(Source passage)
BEGIN
What’s missing from attempts over the past 50 years to reformulate the core standards for introductory-economics courses (as reflected in the outdated multiple-choice Test of Understanding in College Economics, from the National Council on Economic Education, and the Educational Testing Service’s AP exams) is what Shapiro and Varian call “the really cool stuff":
* Bundling and complementarity -- enhancing the desirability of products when packaged together, as with stereo or computer equipment.
* Experience goods -- things that must be used before they can be appreciated, like computer software.
* Signaling, screening, and selection -- for example, insurance companies’ pitching their product to those who identify themselves as either low-risk or not needing it.
* Expectations and risk -- quantifying the uncertainty in one course of action as compared with another.
* Switching costs and lock-ins -- difficulties in learning to use a similar but different product, as encountered in moving from one word-processing program to another.
* Cost-based versus value-based pricing -- methods of pricing products based on a markup of cost rather than on consumers’ willingness to pay (think Tickle Me Elmo, then and now).
* Innovation-based versus price-based competition -- the first entrepreneur to enter the market with a new product wins the customers.
* Competition within and between standards -- the product that defines the standard has a marketing edge.
* Network economies and externalities -- having many people use the same product reduces costs and may bring about other benefits not reflected in market prices.
* Irrational behavior -- observable events that are contrary to the dictum of classical economics (did I hear someone say NASDAQ, circa 1999?).
END
(Source data)
BEGIN
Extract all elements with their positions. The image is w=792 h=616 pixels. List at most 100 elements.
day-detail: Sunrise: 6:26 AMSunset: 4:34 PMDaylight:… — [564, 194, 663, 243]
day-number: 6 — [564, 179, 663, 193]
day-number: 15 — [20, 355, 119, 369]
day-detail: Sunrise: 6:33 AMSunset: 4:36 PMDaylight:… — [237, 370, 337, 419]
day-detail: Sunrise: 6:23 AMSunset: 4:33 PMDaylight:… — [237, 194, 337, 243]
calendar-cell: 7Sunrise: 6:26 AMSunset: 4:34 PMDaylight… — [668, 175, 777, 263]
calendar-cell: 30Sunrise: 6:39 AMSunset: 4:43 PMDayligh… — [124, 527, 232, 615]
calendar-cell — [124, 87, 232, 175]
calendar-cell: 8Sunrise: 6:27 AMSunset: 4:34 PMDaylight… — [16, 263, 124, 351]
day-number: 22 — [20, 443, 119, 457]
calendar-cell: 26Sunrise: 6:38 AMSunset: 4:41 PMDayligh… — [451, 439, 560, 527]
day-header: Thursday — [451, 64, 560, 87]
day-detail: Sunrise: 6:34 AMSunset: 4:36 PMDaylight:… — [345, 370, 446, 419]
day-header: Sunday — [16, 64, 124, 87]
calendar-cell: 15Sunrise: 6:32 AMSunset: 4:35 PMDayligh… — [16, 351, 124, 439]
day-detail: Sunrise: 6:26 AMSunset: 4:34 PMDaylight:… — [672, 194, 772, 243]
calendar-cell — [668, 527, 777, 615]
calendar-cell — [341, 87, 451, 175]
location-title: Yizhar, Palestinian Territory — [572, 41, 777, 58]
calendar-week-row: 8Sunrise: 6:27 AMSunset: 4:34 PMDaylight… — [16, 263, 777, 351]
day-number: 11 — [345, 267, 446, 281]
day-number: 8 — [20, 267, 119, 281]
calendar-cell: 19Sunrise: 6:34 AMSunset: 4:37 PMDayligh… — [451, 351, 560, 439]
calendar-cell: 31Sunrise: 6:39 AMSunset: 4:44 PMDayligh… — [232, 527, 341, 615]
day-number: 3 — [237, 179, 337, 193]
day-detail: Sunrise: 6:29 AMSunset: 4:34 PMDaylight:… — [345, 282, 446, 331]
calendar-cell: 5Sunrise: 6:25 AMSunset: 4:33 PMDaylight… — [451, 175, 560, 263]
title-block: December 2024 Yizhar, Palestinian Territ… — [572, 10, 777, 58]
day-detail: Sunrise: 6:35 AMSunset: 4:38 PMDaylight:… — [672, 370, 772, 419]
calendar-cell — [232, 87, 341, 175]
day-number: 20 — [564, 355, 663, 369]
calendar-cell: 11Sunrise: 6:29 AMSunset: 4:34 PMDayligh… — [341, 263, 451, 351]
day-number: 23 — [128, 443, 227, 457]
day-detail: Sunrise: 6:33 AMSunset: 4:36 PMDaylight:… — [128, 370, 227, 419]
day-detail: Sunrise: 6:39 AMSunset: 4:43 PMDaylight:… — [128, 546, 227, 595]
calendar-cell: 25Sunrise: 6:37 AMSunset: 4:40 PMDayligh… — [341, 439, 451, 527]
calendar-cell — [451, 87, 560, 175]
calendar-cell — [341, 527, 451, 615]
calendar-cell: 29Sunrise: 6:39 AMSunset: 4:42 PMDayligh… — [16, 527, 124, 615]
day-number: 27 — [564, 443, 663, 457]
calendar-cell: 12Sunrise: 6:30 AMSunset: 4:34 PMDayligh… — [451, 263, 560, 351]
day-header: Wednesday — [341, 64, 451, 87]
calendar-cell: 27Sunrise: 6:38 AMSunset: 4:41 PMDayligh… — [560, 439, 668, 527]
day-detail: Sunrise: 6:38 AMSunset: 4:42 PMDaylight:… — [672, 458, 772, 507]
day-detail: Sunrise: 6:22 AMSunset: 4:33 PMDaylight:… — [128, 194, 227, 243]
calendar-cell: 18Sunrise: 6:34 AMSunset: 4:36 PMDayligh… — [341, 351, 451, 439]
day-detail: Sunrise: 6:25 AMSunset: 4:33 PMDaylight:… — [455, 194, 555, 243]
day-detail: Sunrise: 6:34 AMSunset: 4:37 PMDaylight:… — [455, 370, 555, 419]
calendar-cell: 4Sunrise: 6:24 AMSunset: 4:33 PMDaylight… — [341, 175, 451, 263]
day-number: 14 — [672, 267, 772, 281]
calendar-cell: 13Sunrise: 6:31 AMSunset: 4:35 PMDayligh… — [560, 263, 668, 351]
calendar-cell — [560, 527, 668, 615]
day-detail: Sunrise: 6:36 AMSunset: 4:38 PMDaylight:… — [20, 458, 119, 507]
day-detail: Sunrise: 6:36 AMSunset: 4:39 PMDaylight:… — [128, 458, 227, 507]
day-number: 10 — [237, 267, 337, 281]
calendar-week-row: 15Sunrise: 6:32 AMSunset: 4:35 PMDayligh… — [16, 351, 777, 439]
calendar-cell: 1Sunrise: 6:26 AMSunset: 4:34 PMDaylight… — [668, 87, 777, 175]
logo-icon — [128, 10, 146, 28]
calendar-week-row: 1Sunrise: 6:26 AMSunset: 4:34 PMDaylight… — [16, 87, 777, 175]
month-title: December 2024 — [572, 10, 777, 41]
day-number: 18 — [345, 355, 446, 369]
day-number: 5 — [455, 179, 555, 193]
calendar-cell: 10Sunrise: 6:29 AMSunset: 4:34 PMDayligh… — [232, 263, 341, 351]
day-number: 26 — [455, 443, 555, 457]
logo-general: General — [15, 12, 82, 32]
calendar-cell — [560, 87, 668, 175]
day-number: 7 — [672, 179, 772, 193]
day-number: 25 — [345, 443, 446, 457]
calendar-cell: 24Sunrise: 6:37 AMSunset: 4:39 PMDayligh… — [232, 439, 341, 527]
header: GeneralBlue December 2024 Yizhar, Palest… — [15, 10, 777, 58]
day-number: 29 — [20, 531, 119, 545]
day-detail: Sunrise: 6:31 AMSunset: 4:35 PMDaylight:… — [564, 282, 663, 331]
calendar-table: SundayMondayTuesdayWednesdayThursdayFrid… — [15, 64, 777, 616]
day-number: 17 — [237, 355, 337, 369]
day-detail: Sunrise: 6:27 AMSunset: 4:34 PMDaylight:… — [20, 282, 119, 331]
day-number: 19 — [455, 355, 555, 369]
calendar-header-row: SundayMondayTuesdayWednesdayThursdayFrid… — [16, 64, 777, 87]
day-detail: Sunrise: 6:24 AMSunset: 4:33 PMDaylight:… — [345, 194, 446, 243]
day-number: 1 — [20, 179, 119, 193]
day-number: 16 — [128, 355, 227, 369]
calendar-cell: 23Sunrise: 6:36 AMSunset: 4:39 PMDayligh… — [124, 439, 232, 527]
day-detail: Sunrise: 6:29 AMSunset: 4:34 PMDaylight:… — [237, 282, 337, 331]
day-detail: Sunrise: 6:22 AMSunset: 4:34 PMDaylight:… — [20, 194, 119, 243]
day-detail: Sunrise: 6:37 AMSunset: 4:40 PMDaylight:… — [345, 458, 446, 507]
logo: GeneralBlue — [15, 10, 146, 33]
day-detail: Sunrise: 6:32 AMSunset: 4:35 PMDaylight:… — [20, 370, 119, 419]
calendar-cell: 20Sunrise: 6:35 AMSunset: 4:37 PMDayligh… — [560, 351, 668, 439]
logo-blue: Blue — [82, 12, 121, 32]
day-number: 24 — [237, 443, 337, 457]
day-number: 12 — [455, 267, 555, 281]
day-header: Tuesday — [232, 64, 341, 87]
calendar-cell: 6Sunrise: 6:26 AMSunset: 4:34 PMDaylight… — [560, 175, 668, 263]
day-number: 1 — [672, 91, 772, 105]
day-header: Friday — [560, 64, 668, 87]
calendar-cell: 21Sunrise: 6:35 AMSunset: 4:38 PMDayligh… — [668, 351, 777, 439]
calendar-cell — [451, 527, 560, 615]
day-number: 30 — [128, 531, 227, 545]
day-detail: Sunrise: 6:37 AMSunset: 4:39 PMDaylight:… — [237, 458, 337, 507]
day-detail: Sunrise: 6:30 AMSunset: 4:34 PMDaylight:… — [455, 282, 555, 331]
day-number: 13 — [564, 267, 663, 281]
END
(Aim of the task) Carry on the source passage about gaps in introductory-economics standards, picking up after the item on irrational behavior. The entries serve no purpose here and can be set aside.

(Result of this task)
As outlined in The Wall Street Journal (April 27, 2001), leading young economists are now applying their skills to procrastination, obesity, falling crime rates, and similar timely social topics for which questions do not have cut-and-dried answers. The Chronicle (January 14, 2000) featured the work of Princeton University’s Alan B. Krueger and the Mellon Foundation researcher Stacy Berg Dale, showing that students who had been accepted by elite institutions of higher education, but had enrolled in less-selective institutions, went on to make more money than students who had chosen the more-selective Ivy League colleges. Could there be a better topic to show the power of economic analysis to undergrads in the hinterlands? These new directions in economics are controversial and challenging, but that’s no reason to bar them from undergraduate classrooms or tests. Let the controversy be part of the lesson.
By its very nature, economic analysis is issue-oriented and thus divisive. The dumbing down of economics to the dogmatic preaching of a few basic axioms in freshmanand sophomore-level classes misses the excitement of the discipline. To show the power of economics and to attract creative students, instructors at both introductory and intermediate levels need to consider abandoning their reliance on chalk-and-talk methods, updating their curriculums, and changing the focus of their examples to reflect the issues that students care about and know will be relevant to them.
William E. Becker is a professor of economics at Indiana University at Bloomington. He is executive editor of The Journal of Economic Education and co-editor of Teaching Economics to Undergraduates: Alternatives to Chalk and Talk (Edward Elgar Publishing, 2000).